WHAT YOU SHOULD DO:
Count every line of the listing where the string "value" occurs, and reply with the count alone.

RECORDS SHOWN:
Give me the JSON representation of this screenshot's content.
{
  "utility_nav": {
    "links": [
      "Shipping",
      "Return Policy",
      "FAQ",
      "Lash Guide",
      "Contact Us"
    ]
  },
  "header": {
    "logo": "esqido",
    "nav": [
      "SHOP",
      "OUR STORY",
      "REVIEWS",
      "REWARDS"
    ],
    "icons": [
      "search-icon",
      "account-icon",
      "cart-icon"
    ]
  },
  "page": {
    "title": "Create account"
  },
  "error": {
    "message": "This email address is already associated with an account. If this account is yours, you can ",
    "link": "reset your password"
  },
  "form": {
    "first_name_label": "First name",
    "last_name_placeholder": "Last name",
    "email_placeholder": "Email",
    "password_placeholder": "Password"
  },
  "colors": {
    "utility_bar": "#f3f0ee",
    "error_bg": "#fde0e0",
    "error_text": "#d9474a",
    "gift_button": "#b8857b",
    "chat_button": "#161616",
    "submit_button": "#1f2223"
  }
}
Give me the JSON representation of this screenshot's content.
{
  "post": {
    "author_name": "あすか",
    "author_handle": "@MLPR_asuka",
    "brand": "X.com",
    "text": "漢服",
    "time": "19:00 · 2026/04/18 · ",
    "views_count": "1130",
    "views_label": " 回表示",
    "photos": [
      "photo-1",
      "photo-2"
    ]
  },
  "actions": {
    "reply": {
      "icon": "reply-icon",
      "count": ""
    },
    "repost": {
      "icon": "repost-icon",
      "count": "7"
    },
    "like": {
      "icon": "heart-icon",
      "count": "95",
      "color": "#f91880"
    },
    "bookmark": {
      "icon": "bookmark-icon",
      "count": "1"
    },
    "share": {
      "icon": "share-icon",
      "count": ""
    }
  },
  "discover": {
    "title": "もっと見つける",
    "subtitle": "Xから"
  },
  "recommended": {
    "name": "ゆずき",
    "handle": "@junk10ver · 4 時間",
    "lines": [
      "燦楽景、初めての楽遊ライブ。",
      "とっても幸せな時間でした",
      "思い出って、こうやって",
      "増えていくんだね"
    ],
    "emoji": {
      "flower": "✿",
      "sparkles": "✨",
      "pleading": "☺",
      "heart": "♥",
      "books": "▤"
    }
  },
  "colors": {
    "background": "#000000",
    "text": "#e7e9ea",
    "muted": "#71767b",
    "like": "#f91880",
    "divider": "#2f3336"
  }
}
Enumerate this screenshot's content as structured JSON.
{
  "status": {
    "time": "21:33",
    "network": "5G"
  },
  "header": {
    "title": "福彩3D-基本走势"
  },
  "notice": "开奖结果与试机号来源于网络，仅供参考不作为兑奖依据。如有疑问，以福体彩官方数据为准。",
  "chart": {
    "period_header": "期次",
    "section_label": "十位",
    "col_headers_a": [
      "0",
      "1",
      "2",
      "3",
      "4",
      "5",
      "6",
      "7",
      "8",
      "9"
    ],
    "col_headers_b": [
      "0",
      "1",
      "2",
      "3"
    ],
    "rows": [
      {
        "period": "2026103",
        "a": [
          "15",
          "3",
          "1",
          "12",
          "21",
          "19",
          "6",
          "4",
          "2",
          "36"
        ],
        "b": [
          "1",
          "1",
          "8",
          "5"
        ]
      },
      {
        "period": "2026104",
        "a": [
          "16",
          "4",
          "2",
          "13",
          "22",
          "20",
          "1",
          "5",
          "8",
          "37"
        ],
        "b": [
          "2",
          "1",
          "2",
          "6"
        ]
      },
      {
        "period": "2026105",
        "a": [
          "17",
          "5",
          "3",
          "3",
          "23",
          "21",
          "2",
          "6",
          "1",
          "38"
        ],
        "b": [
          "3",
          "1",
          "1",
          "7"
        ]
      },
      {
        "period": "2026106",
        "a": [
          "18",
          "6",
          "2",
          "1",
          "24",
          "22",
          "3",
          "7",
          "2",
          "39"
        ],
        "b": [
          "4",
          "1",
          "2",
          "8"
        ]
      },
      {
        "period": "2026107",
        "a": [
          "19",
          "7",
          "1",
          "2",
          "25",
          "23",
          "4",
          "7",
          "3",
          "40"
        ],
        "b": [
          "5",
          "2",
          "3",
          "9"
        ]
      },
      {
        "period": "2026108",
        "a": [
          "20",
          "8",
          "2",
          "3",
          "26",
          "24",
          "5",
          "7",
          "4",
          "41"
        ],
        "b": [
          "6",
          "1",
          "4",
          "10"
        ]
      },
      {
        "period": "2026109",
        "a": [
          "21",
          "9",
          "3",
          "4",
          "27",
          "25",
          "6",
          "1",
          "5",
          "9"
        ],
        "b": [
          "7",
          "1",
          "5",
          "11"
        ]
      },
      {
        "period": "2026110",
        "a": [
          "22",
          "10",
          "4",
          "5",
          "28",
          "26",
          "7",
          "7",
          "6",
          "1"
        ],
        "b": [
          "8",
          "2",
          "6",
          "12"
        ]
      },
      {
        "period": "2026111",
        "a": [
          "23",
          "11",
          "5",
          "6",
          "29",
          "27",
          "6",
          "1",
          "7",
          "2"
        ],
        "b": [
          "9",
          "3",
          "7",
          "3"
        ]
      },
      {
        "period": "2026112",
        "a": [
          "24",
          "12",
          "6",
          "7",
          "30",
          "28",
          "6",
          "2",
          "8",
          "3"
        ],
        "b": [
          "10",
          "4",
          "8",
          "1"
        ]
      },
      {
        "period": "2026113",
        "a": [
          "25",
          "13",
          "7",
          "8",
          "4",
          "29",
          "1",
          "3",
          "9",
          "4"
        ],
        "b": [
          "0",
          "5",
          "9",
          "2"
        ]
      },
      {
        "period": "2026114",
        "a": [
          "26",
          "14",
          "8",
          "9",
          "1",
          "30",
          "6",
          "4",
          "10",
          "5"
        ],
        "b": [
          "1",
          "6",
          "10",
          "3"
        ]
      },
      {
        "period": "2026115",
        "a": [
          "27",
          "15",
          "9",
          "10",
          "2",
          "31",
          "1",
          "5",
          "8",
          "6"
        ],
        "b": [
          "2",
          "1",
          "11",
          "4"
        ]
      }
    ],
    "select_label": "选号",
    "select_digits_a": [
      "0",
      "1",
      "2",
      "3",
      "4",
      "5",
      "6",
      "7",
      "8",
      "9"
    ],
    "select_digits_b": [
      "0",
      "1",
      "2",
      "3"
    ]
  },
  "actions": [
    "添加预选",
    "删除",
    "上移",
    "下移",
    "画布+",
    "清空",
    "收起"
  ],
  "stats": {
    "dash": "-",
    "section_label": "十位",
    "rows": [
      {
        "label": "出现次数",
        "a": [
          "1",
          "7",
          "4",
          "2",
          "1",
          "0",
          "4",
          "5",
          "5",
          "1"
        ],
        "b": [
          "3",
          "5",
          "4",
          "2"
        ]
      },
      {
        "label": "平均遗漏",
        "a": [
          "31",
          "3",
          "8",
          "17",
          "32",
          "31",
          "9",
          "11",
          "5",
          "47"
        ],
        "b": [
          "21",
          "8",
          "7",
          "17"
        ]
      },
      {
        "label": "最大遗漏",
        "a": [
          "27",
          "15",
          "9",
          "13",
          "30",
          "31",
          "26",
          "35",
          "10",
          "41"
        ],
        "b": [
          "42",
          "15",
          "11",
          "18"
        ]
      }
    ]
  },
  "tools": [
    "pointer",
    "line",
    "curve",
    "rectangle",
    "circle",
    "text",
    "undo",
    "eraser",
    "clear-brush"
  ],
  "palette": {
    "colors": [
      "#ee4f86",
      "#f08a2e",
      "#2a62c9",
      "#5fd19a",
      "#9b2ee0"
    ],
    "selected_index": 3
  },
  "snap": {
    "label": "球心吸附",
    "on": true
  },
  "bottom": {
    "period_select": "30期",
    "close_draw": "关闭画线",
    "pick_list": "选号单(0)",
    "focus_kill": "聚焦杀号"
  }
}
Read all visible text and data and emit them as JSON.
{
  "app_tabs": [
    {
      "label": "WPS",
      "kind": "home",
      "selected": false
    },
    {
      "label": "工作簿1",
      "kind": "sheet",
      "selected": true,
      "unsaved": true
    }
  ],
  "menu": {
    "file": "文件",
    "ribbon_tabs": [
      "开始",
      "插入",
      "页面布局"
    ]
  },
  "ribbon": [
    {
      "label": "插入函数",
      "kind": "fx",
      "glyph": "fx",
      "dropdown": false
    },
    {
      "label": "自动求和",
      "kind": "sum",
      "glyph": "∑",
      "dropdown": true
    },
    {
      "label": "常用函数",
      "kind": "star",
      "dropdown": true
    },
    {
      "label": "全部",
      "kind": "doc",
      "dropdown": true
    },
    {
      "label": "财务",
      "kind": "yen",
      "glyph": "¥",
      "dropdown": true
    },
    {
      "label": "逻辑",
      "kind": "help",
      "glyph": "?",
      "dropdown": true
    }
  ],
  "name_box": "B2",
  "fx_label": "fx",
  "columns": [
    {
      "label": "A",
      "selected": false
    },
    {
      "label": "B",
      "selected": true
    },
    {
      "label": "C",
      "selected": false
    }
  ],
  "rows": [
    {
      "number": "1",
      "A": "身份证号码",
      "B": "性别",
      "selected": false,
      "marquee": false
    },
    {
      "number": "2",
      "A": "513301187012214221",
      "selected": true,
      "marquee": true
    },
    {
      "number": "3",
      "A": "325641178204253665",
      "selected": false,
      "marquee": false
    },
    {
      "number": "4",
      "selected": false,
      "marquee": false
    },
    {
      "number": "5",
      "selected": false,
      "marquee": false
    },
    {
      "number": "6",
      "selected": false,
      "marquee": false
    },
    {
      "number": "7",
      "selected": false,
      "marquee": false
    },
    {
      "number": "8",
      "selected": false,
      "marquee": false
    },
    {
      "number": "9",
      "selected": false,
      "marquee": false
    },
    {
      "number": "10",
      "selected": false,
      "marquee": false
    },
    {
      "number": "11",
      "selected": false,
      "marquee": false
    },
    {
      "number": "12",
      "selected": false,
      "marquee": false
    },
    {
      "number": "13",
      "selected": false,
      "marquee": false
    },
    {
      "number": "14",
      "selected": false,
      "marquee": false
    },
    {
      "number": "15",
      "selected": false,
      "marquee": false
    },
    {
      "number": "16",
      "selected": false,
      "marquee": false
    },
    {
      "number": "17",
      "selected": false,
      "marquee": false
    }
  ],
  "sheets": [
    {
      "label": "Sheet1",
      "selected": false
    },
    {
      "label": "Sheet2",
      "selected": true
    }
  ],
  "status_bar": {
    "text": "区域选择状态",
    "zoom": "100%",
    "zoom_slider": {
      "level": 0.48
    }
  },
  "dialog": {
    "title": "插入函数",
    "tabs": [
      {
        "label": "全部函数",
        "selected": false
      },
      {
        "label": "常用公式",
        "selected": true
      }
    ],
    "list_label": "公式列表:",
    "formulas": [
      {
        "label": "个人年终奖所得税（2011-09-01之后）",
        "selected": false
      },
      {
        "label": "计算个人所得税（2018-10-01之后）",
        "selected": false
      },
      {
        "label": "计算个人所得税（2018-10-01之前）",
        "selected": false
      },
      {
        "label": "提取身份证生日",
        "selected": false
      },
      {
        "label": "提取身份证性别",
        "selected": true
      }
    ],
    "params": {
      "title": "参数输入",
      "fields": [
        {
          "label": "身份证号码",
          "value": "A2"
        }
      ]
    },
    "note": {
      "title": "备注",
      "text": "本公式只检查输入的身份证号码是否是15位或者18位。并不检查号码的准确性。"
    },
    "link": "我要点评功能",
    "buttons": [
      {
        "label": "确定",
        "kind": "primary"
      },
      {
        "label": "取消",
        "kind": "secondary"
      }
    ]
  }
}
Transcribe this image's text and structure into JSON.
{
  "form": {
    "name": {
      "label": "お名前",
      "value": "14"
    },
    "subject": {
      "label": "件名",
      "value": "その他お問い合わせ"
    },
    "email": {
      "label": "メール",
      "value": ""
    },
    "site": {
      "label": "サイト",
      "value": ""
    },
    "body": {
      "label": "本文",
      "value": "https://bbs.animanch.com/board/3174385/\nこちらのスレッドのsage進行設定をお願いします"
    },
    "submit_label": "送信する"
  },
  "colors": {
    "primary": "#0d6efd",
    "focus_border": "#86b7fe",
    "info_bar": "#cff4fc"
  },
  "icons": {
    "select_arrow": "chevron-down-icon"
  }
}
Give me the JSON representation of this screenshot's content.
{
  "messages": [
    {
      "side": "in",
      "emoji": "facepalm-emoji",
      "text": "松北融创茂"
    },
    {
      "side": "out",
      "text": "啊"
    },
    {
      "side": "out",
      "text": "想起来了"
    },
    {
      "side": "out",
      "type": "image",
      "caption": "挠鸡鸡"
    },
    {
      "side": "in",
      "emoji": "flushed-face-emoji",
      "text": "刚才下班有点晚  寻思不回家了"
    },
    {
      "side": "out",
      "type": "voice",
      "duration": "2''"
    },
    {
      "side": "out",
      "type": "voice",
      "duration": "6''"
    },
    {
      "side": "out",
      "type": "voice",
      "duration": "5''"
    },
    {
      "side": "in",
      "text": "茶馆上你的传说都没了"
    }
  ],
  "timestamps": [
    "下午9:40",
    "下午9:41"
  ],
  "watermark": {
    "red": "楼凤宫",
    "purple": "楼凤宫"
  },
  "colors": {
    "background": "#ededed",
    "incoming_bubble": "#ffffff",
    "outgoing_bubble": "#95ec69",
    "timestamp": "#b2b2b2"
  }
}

RESULT:
6